◆ **Supplied material**
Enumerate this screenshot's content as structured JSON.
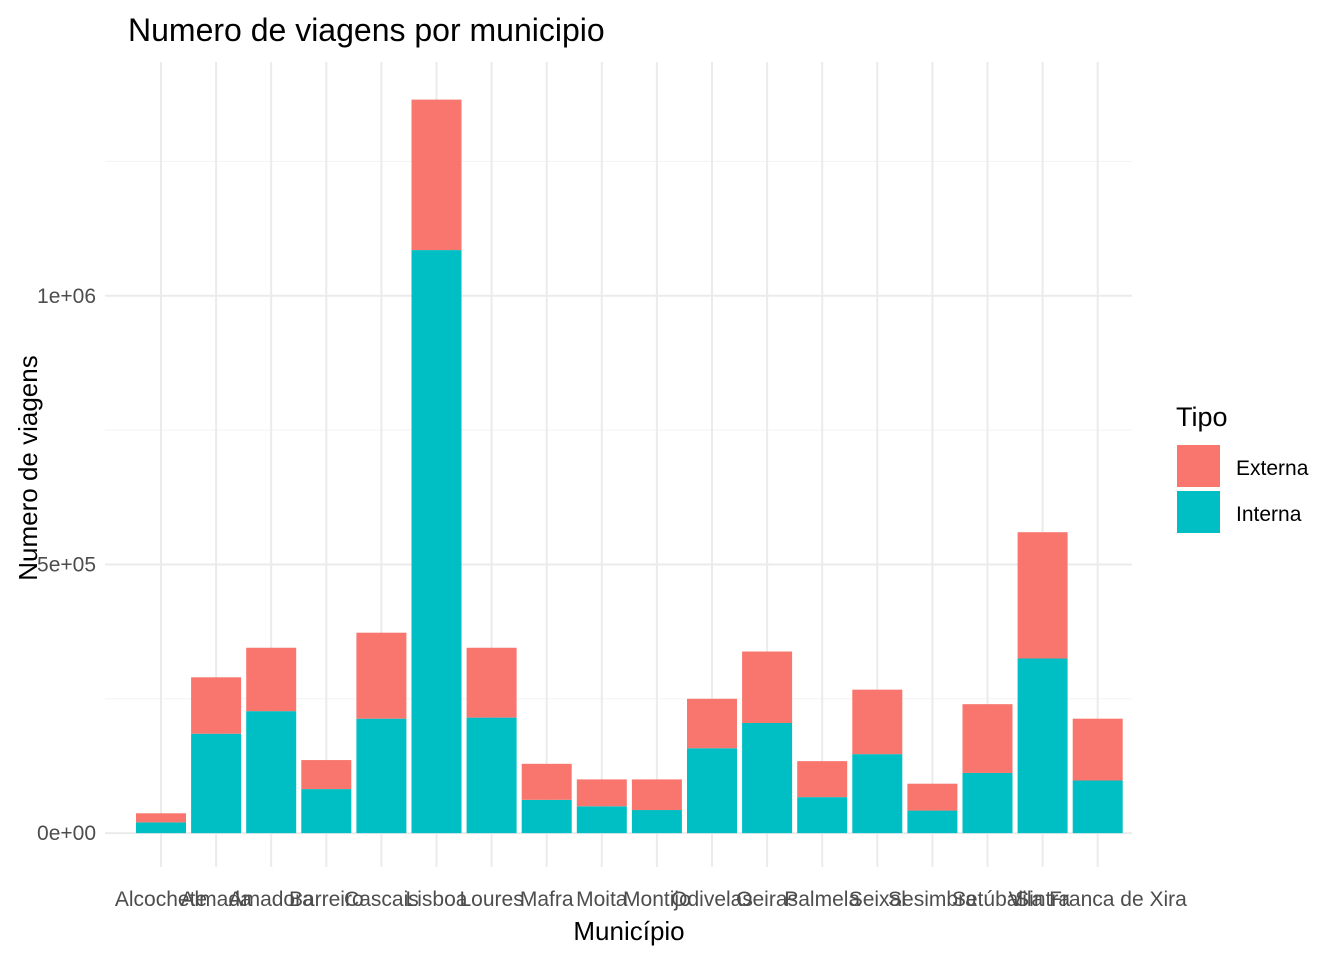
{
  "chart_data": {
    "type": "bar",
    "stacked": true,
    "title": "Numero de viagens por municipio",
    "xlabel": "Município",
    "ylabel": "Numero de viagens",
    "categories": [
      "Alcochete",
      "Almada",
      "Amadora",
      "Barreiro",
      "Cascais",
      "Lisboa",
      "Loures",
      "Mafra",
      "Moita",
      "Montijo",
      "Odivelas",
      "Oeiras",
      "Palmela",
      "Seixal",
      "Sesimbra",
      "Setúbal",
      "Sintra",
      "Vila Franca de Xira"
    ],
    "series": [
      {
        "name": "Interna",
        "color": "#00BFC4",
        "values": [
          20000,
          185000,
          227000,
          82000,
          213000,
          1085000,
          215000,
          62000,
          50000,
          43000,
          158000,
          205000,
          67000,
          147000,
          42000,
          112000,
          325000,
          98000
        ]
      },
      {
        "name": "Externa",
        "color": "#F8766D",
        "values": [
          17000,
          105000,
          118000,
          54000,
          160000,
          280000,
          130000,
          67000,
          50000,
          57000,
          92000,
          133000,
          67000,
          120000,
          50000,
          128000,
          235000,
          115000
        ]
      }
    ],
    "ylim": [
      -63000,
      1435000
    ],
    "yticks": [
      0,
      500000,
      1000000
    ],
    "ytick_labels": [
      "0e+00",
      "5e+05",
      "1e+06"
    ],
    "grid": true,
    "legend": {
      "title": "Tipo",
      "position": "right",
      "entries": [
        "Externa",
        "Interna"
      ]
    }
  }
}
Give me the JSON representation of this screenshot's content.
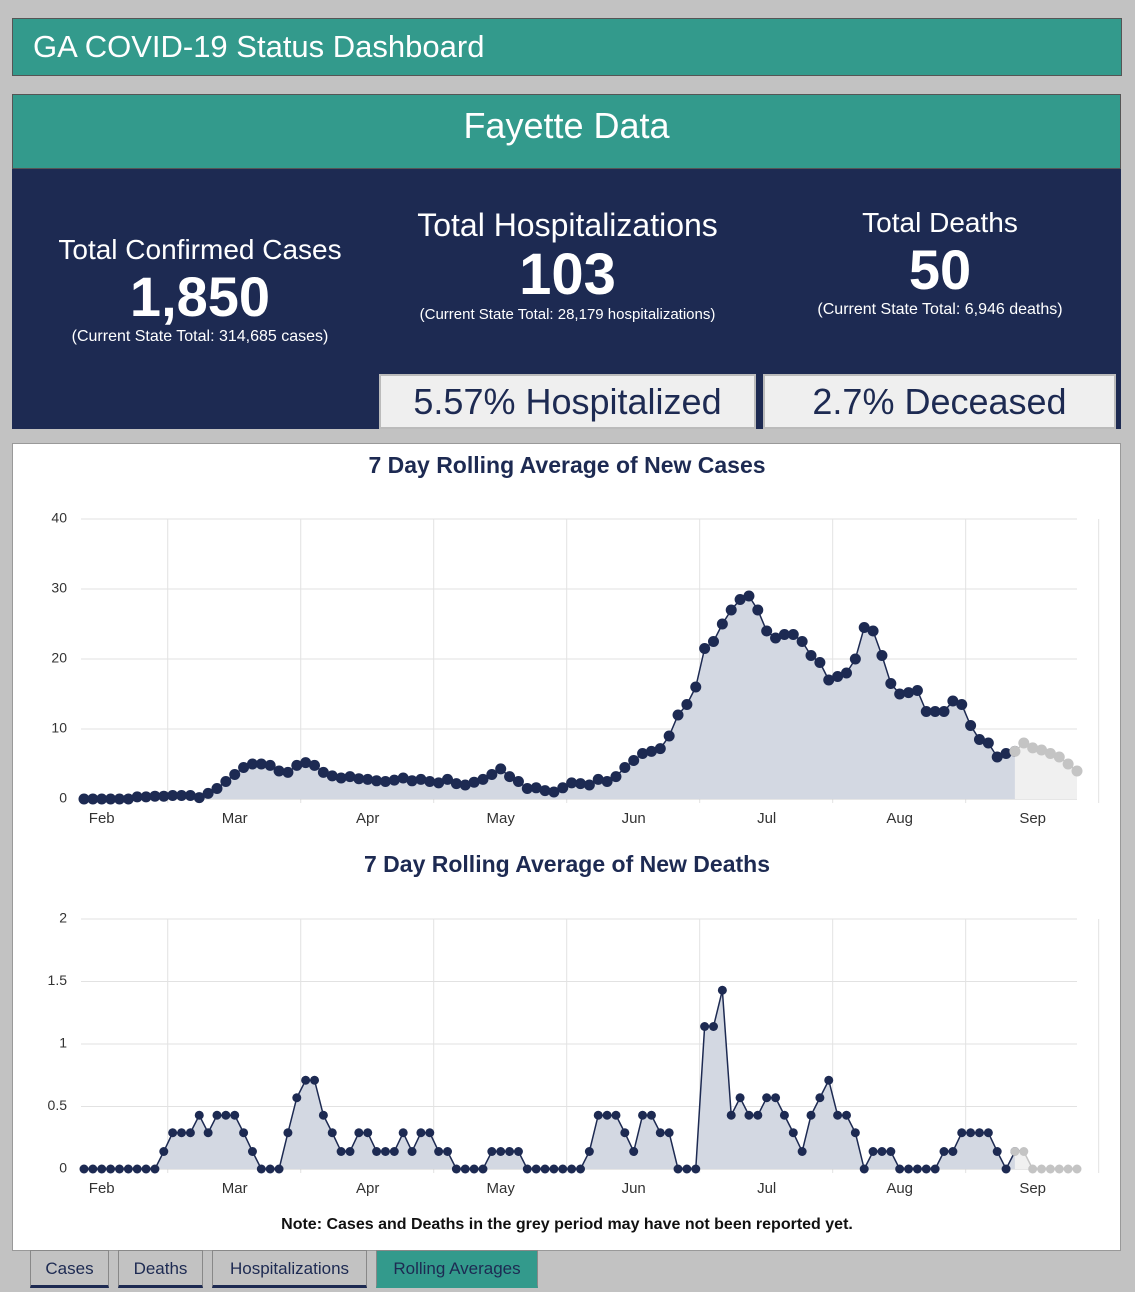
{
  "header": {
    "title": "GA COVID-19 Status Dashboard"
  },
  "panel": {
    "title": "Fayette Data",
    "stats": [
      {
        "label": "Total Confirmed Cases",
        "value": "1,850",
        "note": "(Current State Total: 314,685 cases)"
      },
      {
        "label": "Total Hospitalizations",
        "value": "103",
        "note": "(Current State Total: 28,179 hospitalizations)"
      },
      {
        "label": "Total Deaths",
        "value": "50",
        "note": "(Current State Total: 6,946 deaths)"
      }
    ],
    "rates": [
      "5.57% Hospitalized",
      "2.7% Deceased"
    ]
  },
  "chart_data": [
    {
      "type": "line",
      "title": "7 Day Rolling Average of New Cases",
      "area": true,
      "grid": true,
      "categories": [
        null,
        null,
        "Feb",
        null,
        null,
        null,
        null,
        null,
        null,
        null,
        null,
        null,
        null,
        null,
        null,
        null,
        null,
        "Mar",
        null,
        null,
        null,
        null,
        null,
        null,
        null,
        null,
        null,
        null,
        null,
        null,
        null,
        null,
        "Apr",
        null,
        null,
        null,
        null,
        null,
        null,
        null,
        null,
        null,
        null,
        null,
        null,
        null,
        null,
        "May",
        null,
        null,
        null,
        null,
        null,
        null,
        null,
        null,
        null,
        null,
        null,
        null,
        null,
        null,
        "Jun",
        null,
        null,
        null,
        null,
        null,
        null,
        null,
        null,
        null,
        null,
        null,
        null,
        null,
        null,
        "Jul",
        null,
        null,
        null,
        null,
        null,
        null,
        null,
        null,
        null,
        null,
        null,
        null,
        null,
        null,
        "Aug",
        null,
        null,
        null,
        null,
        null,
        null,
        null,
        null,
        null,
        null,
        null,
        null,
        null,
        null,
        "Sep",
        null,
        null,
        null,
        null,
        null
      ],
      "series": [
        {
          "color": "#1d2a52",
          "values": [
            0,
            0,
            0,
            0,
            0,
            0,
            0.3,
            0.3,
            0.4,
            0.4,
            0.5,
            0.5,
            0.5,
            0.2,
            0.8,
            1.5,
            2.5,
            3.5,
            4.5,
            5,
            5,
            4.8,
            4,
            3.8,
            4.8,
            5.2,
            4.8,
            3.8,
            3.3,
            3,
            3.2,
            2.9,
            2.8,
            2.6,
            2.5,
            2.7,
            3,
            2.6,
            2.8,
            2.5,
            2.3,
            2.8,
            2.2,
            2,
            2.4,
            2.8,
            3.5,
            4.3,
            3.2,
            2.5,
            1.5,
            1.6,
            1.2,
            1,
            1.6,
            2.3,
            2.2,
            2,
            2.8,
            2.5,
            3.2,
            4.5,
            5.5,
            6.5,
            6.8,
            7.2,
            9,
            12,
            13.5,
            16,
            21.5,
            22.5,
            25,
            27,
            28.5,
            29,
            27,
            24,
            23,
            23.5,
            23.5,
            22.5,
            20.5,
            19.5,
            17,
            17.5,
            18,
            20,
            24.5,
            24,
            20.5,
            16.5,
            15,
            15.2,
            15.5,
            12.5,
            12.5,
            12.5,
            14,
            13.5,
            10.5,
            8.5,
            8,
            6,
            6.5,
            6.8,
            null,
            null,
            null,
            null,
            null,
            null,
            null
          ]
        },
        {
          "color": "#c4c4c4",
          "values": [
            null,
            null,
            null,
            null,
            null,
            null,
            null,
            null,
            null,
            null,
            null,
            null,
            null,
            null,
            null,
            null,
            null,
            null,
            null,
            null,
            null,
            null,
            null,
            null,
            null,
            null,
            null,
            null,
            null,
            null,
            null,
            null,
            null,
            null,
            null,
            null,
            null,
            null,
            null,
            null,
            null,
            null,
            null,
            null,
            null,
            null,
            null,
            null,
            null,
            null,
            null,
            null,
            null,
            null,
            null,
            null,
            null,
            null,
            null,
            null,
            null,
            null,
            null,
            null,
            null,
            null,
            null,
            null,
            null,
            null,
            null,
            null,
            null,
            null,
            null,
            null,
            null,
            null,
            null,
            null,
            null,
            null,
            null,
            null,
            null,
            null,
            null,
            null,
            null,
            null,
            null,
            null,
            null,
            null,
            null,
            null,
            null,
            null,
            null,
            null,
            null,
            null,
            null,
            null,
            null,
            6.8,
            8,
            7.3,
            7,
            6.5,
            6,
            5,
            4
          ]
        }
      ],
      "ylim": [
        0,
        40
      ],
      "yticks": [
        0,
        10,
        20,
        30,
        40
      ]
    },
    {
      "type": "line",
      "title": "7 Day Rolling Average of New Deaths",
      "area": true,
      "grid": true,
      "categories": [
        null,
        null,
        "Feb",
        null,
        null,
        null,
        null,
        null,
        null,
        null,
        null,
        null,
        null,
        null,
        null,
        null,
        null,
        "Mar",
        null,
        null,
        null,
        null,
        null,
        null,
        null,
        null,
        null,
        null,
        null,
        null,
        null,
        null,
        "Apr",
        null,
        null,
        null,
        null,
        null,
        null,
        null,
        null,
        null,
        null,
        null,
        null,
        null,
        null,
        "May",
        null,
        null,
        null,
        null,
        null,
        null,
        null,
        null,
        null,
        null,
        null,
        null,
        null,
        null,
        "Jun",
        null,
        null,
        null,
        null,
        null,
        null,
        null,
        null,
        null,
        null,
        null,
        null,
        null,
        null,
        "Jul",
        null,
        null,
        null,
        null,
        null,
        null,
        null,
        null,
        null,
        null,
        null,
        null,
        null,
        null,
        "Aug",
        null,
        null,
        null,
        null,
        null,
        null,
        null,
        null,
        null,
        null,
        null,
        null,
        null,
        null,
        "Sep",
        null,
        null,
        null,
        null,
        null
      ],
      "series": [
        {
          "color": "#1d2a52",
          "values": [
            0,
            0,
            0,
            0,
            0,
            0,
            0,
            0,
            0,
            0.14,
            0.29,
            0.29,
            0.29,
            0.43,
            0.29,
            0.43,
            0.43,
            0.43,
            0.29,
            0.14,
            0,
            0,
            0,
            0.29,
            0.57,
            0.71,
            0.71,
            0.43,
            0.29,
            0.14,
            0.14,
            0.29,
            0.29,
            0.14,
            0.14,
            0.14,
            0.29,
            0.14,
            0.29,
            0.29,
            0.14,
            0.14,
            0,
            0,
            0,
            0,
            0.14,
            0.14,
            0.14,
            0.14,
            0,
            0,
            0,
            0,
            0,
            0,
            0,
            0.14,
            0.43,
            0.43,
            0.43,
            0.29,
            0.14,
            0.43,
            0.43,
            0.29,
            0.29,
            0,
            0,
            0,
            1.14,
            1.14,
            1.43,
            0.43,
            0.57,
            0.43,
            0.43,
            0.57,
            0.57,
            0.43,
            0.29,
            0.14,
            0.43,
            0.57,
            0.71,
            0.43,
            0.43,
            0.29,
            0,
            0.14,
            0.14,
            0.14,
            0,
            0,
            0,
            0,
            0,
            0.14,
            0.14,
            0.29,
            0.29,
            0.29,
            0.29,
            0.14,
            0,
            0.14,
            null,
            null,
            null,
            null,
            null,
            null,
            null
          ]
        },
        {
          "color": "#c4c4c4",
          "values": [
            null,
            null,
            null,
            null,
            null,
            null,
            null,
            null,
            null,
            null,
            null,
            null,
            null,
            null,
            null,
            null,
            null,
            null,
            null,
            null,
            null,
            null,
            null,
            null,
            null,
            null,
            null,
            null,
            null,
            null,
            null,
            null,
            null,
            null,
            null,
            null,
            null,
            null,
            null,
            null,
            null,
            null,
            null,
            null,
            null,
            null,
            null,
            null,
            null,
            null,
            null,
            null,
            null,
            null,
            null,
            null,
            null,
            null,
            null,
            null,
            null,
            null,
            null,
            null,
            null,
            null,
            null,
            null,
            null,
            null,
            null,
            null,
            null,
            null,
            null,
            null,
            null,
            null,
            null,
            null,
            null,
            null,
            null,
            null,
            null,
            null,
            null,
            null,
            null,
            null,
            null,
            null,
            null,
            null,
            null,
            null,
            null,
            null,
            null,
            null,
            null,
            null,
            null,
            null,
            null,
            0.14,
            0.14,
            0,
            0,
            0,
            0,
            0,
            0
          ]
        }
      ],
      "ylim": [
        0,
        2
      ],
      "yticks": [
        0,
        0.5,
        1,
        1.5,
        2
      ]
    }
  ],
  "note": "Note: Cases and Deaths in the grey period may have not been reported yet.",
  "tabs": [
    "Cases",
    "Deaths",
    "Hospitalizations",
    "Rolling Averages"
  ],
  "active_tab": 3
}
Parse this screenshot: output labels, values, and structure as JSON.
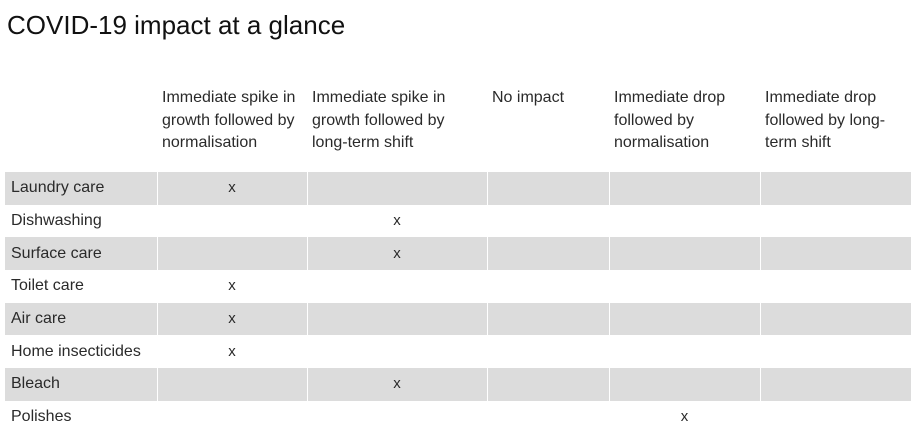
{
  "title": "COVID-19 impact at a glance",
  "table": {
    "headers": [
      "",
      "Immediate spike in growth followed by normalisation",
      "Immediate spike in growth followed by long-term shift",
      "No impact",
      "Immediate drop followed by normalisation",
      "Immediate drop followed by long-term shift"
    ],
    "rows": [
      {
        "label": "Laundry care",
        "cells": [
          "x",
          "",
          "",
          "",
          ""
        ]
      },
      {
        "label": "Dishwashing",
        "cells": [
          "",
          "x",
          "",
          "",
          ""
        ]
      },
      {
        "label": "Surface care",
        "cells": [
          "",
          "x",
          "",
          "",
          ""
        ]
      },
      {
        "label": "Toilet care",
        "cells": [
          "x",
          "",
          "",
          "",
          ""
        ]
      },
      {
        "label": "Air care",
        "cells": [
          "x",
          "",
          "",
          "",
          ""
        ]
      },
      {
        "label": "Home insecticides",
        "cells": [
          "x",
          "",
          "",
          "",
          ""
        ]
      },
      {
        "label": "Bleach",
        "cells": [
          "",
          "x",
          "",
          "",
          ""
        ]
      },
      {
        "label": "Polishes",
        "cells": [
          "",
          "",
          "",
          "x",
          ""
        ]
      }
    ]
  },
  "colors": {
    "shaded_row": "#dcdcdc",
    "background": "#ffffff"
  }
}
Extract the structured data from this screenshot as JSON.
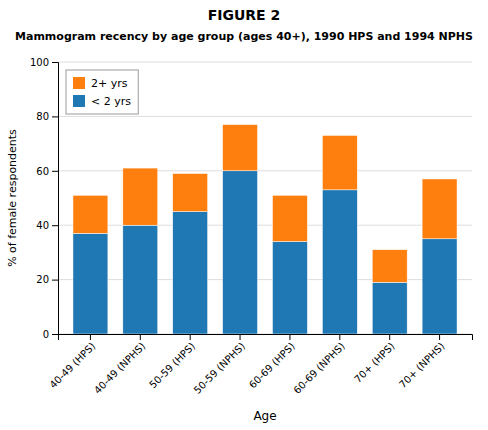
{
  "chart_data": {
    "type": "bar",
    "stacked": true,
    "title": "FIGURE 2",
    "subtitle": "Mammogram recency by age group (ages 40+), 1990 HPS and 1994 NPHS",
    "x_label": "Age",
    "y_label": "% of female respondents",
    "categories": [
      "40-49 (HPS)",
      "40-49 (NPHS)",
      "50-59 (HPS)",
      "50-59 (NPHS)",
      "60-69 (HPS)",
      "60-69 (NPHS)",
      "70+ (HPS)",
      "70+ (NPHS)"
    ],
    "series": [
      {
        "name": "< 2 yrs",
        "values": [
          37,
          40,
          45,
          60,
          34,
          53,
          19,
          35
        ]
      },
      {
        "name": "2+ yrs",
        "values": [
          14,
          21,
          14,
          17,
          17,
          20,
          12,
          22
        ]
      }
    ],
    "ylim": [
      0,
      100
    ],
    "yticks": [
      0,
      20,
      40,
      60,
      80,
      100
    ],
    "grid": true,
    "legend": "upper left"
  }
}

◆ **To be done**
Collect each line holding the string "drop".

◆ **Output for this exercise**
      "Immediate drop followed by normalisation",
      "Immediate drop followed by long-term shift"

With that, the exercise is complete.